Stored data:
** Begin **
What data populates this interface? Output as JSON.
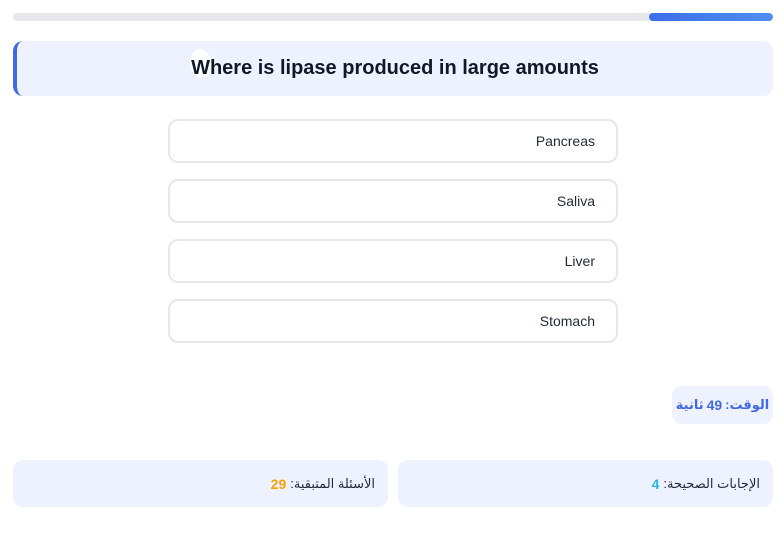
{
  "progress": {
    "value_percent": 16.3,
    "accent_color": "#4169e1"
  },
  "question": {
    "text": "Where is lipase produced in large amounts"
  },
  "options": [
    {
      "label": "Pancreas"
    },
    {
      "label": "Saliva"
    },
    {
      "label": "Liver"
    },
    {
      "label": "Stomach"
    }
  ],
  "timer": {
    "label": "الوقت:",
    "value": "49",
    "unit": "ثانية"
  },
  "stats": {
    "correct": {
      "label": "الإجابات الصحيحة:",
      "value": "4",
      "color": "#2bb5e0"
    },
    "remaining": {
      "label": "الأسئلة المتبقية:",
      "value": "29",
      "color": "#f59e0b"
    }
  }
}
** End **
• **Exercise instructions**:
Quote the entries above word for word. Leave the images out.

• **Result for this task**:
What data populates this interface? Output as JSON.
{
  "progress": {
    "value_percent": 16.3,
    "accent_color": "#4169e1"
  },
  "question": {
    "text": "Where is lipase produced in large amounts"
  },
  "options": [
    {
      "label": "Pancreas"
    },
    {
      "label": "Saliva"
    },
    {
      "label": "Liver"
    },
    {
      "label": "Stomach"
    }
  ],
  "timer": {
    "label": "الوقت:",
    "value": "49",
    "unit": "ثانية"
  },
  "stats": {
    "correct": {
      "label": "الإجابات الصحيحة:",
      "value": "4",
      "color": "#2bb5e0"
    },
    "remaining": {
      "label": "الأسئلة المتبقية:",
      "value": "29",
      "color": "#f59e0b"
    }
  }
}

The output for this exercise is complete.